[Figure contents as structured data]
[BEGIN]

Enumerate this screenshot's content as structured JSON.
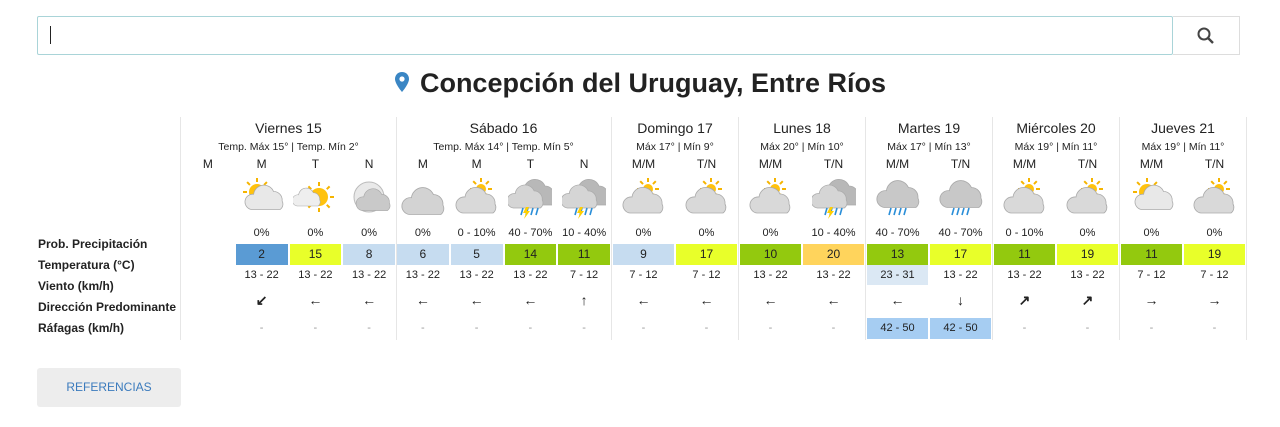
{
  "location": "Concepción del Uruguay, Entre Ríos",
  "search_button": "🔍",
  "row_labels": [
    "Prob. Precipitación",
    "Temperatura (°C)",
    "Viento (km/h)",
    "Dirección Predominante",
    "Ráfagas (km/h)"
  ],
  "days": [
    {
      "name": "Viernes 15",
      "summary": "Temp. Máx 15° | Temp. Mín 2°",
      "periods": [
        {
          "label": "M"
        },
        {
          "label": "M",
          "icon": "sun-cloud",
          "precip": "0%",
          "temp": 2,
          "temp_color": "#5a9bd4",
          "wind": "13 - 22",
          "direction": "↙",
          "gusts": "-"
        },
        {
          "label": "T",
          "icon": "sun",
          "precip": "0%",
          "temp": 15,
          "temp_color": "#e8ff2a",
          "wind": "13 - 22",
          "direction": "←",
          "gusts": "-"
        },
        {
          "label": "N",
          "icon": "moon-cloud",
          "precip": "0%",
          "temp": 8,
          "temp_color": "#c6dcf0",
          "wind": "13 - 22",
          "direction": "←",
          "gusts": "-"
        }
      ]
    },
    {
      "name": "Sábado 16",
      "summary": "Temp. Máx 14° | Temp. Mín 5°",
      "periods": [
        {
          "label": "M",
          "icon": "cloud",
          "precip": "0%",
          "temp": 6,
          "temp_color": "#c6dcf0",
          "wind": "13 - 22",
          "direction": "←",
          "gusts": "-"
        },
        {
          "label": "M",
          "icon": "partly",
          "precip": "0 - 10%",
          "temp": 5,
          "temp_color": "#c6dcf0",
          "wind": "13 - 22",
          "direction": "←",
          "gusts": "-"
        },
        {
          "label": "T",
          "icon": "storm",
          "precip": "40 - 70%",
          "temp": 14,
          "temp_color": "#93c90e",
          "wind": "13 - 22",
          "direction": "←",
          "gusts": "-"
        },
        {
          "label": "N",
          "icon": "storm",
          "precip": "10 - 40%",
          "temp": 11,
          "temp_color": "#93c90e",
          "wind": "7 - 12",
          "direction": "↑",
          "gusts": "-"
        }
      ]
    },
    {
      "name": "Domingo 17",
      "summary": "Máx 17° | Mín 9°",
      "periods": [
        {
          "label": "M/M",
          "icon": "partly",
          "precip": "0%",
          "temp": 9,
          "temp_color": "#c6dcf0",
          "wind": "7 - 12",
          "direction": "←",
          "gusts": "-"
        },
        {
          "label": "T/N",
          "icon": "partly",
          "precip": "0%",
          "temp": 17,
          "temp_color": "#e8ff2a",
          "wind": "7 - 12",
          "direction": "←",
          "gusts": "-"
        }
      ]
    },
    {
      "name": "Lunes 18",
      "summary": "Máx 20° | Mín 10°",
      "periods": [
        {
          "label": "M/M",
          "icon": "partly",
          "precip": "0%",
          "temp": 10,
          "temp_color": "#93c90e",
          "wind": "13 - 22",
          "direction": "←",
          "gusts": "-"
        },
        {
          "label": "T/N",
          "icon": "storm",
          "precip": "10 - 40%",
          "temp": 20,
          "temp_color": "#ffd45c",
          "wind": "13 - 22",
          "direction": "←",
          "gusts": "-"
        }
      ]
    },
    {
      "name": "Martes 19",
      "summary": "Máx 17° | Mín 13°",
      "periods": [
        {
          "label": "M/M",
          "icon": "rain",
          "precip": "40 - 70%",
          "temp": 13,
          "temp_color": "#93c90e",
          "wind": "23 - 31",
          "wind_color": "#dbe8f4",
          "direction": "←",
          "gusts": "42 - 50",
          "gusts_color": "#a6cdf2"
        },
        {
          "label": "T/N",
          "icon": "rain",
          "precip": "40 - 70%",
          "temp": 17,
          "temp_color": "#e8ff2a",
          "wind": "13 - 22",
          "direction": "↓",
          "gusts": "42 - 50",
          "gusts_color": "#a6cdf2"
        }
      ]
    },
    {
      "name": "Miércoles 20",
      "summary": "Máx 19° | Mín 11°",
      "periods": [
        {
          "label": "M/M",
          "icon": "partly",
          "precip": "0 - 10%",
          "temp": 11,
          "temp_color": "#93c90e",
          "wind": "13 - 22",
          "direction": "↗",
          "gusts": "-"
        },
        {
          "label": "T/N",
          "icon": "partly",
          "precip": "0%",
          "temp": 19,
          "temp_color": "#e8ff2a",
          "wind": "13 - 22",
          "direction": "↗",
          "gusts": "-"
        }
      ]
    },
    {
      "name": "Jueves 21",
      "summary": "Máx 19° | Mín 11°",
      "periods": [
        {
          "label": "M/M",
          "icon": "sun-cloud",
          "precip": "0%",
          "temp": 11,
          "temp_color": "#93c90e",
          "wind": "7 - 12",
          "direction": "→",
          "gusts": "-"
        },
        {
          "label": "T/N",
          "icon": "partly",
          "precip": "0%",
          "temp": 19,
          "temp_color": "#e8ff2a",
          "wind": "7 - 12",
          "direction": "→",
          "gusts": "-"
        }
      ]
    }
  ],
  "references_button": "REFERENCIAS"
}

[END]

Leaving all pictures aside, quote each record exactly.

## Expected output
Enumerate this screenshot's content as structured JSON.
{
  "location": "Concepción del Uruguay, Entre Ríos",
  "search_button": "🔍",
  "row_labels": [
    "Prob. Precipitación",
    "Temperatura (°C)",
    "Viento (km/h)",
    "Dirección Predominante",
    "Ráfagas (km/h)"
  ],
  "days": [
    {
      "name": "Viernes 15",
      "summary": "Temp. Máx 15° | Temp. Mín 2°",
      "periods": [
        {
          "label": "M"
        },
        {
          "label": "M",
          "icon": "sun-cloud",
          "precip": "0%",
          "temp": 2,
          "temp_color": "#5a9bd4",
          "wind": "13 - 22",
          "direction": "↙",
          "gusts": "-"
        },
        {
          "label": "T",
          "icon": "sun",
          "precip": "0%",
          "temp": 15,
          "temp_color": "#e8ff2a",
          "wind": "13 - 22",
          "direction": "←",
          "gusts": "-"
        },
        {
          "label": "N",
          "icon": "moon-cloud",
          "precip": "0%",
          "temp": 8,
          "temp_color": "#c6dcf0",
          "wind": "13 - 22",
          "direction": "←",
          "gusts": "-"
        }
      ]
    },
    {
      "name": "Sábado 16",
      "summary": "Temp. Máx 14° | Temp. Mín 5°",
      "periods": [
        {
          "label": "M",
          "icon": "cloud",
          "precip": "0%",
          "temp": 6,
          "temp_color": "#c6dcf0",
          "wind": "13 - 22",
          "direction": "←",
          "gusts": "-"
        },
        {
          "label": "M",
          "icon": "partly",
          "precip": "0 - 10%",
          "temp": 5,
          "temp_color": "#c6dcf0",
          "wind": "13 - 22",
          "direction": "←",
          "gusts": "-"
        },
        {
          "label": "T",
          "icon": "storm",
          "precip": "40 - 70%",
          "temp": 14,
          "temp_color": "#93c90e",
          "wind": "13 - 22",
          "direction": "←",
          "gusts": "-"
        },
        {
          "label": "N",
          "icon": "storm",
          "precip": "10 - 40%",
          "temp": 11,
          "temp_color": "#93c90e",
          "wind": "7 - 12",
          "direction": "↑",
          "gusts": "-"
        }
      ]
    },
    {
      "name": "Domingo 17",
      "summary": "Máx 17° | Mín 9°",
      "periods": [
        {
          "label": "M/M",
          "icon": "partly",
          "precip": "0%",
          "temp": 9,
          "temp_color": "#c6dcf0",
          "wind": "7 - 12",
          "direction": "←",
          "gusts": "-"
        },
        {
          "label": "T/N",
          "icon": "partly",
          "precip": "0%",
          "temp": 17,
          "temp_color": "#e8ff2a",
          "wind": "7 - 12",
          "direction": "←",
          "gusts": "-"
        }
      ]
    },
    {
      "name": "Lunes 18",
      "summary": "Máx 20° | Mín 10°",
      "periods": [
        {
          "label": "M/M",
          "icon": "partly",
          "precip": "0%",
          "temp": 10,
          "temp_color": "#93c90e",
          "wind": "13 - 22",
          "direction": "←",
          "gusts": "-"
        },
        {
          "label": "T/N",
          "icon": "storm",
          "precip": "10 - 40%",
          "temp": 20,
          "temp_color": "#ffd45c",
          "wind": "13 - 22",
          "direction": "←",
          "gusts": "-"
        }
      ]
    },
    {
      "name": "Martes 19",
      "summary": "Máx 17° | Mín 13°",
      "periods": [
        {
          "label": "M/M",
          "icon": "rain",
          "precip": "40 - 70%",
          "temp": 13,
          "temp_color": "#93c90e",
          "wind": "23 - 31",
          "wind_color": "#dbe8f4",
          "direction": "←",
          "gusts": "42 - 50",
          "gusts_color": "#a6cdf2"
        },
        {
          "label": "T/N",
          "icon": "rain",
          "precip": "40 - 70%",
          "temp": 17,
          "temp_color": "#e8ff2a",
          "wind": "13 - 22",
          "direction": "↓",
          "gusts": "42 - 50",
          "gusts_color": "#a6cdf2"
        }
      ]
    },
    {
      "name": "Miércoles 20",
      "summary": "Máx 19° | Mín 11°",
      "periods": [
        {
          "label": "M/M",
          "icon": "partly",
          "precip": "0 - 10%",
          "temp": 11,
          "temp_color": "#93c90e",
          "wind": "13 - 22",
          "direction": "↗",
          "gusts": "-"
        },
        {
          "label": "T/N",
          "icon": "partly",
          "precip": "0%",
          "temp": 19,
          "temp_color": "#e8ff2a",
          "wind": "13 - 22",
          "direction": "↗",
          "gusts": "-"
        }
      ]
    },
    {
      "name": "Jueves 21",
      "summary": "Máx 19° | Mín 11°",
      "periods": [
        {
          "label": "M/M",
          "icon": "sun-cloud",
          "precip": "0%",
          "temp": 11,
          "temp_color": "#93c90e",
          "wind": "7 - 12",
          "direction": "→",
          "gusts": "-"
        },
        {
          "label": "T/N",
          "icon": "partly",
          "precip": "0%",
          "temp": 19,
          "temp_color": "#e8ff2a",
          "wind": "7 - 12",
          "direction": "→",
          "gusts": "-"
        }
      ]
    }
  ],
  "references_button": "REFERENCIAS"
}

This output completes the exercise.